[Figure record listings]
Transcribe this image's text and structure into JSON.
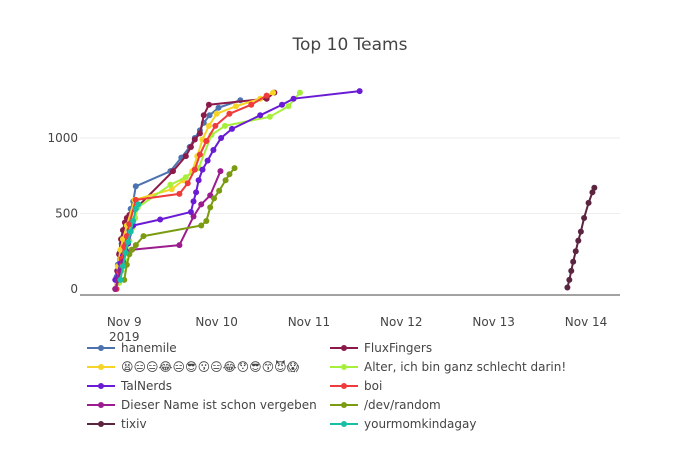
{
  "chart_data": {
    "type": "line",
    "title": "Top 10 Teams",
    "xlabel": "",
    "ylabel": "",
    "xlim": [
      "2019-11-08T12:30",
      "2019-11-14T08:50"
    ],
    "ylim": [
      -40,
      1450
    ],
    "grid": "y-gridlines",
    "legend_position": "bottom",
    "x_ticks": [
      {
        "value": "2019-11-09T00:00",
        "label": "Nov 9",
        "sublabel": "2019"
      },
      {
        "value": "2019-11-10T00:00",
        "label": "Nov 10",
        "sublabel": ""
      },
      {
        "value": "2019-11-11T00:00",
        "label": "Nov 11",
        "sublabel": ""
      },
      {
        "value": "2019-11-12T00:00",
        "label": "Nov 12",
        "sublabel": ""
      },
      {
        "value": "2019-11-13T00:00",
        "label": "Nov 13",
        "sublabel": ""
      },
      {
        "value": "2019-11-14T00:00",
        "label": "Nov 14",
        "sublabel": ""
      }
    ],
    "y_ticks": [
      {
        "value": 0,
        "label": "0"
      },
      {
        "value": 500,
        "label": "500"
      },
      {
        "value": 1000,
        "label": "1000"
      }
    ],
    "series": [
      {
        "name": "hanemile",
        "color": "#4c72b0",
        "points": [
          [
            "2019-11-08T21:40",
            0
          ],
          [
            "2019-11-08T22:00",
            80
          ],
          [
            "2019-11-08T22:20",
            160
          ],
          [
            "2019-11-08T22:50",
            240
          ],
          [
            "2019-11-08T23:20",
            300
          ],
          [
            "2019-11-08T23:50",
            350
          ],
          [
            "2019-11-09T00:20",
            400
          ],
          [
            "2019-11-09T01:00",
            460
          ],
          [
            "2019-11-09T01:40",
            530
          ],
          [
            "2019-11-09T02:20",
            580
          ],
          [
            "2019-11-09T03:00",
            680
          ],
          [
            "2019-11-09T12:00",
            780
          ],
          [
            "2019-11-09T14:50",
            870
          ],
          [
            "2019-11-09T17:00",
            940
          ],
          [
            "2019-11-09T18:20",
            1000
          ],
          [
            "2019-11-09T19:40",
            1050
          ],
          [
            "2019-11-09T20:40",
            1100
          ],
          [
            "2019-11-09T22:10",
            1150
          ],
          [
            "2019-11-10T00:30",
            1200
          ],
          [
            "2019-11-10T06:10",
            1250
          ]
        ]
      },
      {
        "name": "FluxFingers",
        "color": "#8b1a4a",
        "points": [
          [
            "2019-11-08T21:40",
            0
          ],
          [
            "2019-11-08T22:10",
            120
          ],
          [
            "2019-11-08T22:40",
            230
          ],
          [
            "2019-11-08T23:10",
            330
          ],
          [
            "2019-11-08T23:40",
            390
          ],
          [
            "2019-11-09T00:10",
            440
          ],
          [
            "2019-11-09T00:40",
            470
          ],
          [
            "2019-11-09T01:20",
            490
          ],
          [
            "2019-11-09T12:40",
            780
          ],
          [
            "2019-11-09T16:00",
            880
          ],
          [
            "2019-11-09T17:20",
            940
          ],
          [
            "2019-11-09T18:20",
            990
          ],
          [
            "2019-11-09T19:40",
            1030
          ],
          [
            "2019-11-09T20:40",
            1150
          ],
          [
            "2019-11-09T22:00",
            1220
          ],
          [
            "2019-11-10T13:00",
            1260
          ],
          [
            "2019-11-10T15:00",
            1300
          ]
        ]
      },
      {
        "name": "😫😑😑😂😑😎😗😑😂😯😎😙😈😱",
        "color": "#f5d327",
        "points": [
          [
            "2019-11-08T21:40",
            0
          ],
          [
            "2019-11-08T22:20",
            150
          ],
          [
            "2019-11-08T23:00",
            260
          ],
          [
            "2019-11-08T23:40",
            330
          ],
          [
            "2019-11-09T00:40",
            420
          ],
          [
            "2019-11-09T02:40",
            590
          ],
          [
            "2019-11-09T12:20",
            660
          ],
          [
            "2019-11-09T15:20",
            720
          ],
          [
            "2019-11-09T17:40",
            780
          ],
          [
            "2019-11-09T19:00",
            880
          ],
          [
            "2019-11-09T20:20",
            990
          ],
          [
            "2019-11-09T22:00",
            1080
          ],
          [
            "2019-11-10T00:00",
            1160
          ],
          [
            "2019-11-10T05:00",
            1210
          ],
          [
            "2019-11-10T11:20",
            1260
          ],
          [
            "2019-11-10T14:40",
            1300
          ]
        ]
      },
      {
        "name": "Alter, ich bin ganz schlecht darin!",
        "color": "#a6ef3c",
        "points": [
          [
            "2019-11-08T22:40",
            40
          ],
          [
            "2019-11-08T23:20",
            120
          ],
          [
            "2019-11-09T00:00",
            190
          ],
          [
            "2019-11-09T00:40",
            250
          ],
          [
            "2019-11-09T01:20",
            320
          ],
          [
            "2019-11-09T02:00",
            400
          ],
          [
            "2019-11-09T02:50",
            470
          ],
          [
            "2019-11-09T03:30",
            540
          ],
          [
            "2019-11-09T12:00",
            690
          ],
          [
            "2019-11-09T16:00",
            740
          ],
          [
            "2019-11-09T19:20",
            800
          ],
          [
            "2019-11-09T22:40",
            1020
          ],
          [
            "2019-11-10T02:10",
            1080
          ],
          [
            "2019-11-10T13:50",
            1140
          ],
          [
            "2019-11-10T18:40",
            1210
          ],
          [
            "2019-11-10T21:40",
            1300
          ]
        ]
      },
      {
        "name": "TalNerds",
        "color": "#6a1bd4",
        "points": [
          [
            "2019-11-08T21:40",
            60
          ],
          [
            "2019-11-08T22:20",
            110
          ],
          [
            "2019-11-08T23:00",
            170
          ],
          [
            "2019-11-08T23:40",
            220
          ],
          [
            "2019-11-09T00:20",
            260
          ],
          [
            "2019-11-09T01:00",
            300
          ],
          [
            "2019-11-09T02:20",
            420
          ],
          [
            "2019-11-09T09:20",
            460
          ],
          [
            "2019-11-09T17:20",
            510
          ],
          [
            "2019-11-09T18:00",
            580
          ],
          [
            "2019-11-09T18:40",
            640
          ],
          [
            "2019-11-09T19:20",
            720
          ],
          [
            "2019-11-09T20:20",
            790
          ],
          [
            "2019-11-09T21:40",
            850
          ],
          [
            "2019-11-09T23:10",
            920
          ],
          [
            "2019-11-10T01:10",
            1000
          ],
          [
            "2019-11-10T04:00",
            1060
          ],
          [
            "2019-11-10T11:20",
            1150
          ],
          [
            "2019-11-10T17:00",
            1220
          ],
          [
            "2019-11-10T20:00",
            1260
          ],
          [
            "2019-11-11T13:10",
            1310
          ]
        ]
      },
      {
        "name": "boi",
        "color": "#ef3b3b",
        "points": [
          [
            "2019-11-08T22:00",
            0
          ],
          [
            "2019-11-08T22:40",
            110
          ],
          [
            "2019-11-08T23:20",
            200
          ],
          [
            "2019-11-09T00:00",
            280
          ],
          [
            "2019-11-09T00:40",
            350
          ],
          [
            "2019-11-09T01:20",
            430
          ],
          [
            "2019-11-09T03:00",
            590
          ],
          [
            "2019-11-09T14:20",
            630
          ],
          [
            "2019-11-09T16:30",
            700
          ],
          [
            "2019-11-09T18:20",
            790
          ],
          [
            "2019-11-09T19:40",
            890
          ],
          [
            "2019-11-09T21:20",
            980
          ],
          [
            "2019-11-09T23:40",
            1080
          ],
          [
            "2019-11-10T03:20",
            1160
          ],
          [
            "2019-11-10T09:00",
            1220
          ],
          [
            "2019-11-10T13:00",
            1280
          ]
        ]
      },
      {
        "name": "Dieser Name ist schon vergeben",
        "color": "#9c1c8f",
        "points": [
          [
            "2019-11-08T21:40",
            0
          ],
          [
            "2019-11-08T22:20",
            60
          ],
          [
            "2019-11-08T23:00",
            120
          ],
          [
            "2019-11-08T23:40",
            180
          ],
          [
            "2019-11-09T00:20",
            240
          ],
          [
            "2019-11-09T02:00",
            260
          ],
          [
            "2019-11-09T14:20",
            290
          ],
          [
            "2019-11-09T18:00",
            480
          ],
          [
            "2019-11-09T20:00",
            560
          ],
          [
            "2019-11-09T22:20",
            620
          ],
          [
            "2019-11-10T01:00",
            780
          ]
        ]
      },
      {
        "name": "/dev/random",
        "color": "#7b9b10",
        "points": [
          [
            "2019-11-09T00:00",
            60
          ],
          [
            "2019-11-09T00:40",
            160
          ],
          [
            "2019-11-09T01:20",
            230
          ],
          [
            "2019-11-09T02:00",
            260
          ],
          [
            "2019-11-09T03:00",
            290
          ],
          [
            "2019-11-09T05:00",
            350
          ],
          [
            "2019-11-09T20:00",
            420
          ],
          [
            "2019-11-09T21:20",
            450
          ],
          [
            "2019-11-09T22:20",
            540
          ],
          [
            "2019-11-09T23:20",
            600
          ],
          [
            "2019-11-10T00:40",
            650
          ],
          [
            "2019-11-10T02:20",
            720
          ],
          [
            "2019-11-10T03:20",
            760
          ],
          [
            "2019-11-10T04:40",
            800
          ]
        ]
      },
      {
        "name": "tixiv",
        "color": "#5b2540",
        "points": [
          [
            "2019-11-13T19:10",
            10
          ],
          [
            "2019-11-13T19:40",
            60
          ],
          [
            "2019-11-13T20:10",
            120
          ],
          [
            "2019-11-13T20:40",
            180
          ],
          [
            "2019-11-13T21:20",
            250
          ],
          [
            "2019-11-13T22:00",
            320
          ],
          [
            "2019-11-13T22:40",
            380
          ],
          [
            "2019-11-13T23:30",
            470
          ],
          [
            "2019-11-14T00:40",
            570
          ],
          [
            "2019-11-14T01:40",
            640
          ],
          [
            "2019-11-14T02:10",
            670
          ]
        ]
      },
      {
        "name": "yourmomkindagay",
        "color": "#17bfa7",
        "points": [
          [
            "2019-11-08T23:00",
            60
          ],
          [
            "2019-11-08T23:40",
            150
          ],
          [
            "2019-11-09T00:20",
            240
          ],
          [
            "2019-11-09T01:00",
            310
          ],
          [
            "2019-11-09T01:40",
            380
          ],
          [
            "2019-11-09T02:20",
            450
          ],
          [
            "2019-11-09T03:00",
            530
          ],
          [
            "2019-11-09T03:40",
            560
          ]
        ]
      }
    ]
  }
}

▶ [Instruction] Filter the entries and copy out every line with the word "value".

▶ [Response]
        "value": "2019-11-09T00:00",
        "value": "2019-11-10T00:00",
        "value": "2019-11-11T00:00",
        "value": "2019-11-12T00:00",
        "value": "2019-11-13T00:00",
        "value": "2019-11-14T00:00",
        "value": 0,
        "value": 500,
        "value": 1000,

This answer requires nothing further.